Show all lines of the listing that hold the word "JSON".

Start Entries

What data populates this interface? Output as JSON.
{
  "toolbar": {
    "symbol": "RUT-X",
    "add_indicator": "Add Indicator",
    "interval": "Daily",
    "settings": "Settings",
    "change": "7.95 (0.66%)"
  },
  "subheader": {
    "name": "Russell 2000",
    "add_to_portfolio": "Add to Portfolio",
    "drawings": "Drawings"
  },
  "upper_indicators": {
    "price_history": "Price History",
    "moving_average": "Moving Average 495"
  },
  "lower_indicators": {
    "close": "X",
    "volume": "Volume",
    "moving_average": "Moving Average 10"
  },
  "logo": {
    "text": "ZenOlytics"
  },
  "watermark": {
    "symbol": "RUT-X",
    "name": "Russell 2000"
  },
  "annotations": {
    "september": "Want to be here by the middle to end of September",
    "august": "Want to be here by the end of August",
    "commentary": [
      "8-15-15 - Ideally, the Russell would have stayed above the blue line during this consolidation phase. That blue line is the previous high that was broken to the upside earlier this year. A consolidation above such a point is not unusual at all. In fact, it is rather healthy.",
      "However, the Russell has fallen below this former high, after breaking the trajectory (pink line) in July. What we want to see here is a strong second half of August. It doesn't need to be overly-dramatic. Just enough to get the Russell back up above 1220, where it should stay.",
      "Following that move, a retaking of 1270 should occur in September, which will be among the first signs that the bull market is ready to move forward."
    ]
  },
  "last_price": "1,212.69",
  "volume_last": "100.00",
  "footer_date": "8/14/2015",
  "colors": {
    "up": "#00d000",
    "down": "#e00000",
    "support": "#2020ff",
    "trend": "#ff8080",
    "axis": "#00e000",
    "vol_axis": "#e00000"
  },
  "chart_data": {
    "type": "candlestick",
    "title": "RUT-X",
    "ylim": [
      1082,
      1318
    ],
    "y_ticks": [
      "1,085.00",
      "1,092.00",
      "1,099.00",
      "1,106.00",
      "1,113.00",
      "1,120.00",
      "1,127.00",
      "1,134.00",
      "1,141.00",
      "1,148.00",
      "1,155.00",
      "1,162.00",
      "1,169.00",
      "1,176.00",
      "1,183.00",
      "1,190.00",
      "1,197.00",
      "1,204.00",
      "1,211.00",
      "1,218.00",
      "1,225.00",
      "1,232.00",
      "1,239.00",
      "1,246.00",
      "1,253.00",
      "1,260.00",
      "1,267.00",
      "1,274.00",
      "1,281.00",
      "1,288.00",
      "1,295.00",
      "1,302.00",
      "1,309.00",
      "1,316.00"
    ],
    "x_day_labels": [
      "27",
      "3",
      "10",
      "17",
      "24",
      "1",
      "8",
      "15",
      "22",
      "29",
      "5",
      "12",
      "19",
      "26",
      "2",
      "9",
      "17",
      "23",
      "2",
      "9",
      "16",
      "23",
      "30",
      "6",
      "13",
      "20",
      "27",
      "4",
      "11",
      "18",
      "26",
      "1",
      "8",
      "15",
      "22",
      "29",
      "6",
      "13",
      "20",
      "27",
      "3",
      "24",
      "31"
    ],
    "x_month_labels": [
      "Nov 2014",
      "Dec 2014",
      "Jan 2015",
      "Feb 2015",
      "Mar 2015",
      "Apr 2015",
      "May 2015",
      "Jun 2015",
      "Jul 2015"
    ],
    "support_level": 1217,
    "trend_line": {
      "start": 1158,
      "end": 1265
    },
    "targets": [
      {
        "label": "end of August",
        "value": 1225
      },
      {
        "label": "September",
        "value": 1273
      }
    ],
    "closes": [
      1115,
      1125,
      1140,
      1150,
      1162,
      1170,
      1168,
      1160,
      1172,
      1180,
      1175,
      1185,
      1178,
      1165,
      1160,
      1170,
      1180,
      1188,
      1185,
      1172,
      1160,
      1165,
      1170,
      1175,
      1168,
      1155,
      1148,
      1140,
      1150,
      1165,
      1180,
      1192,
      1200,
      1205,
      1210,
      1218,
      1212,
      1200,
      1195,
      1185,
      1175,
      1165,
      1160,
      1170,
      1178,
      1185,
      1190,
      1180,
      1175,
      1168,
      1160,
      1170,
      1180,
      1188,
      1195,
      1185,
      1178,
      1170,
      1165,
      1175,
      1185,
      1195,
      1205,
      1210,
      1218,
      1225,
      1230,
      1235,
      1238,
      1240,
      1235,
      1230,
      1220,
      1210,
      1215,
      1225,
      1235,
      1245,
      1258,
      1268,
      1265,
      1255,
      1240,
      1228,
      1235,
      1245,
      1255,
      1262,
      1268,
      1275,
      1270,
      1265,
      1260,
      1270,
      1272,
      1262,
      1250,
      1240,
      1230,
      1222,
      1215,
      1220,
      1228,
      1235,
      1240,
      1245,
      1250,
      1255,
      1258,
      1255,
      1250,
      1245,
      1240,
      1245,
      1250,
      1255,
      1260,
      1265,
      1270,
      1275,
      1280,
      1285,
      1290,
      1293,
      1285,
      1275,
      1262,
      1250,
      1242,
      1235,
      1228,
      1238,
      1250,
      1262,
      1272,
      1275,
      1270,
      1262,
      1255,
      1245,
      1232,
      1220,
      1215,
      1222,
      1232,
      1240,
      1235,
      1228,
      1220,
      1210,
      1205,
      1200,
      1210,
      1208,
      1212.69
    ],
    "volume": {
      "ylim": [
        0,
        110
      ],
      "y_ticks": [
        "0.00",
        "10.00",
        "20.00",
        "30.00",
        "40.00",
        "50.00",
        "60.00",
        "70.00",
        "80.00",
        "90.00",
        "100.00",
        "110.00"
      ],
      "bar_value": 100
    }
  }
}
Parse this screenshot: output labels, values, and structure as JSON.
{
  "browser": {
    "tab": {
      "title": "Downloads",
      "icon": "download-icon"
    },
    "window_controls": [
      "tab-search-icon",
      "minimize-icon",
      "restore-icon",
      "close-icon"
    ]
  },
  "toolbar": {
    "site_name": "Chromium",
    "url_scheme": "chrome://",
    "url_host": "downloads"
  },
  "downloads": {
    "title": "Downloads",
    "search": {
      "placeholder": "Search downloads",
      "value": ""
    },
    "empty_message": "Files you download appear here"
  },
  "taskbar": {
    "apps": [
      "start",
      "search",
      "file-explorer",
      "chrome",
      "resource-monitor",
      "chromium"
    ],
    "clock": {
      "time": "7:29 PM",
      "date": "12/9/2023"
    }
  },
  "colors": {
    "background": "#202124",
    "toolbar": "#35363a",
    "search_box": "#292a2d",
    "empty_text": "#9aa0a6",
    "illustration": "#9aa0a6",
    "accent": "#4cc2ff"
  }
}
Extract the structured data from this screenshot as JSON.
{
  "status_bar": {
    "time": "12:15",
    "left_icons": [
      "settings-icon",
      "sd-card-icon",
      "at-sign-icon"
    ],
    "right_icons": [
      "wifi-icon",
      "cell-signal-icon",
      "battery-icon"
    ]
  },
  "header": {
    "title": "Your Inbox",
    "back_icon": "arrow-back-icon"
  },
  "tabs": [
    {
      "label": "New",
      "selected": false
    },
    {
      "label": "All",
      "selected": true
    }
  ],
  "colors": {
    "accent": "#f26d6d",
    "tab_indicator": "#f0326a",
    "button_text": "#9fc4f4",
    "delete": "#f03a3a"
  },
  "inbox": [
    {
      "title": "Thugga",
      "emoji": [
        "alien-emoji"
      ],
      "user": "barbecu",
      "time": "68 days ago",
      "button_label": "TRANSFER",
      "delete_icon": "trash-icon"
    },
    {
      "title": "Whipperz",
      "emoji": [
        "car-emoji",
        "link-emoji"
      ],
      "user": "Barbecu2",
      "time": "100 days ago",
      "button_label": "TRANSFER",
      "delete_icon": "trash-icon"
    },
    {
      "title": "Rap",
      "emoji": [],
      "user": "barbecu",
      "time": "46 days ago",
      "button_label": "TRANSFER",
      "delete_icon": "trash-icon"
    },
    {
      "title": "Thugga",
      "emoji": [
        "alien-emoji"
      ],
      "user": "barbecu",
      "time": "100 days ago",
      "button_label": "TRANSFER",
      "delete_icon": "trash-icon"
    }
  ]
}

End Entries

• **Complete output**:
What data populates this interface? Output as JSON.
Parse this screenshot: output labels, values, and structure as JSON.
Extract the structured data from this screenshot as JSON.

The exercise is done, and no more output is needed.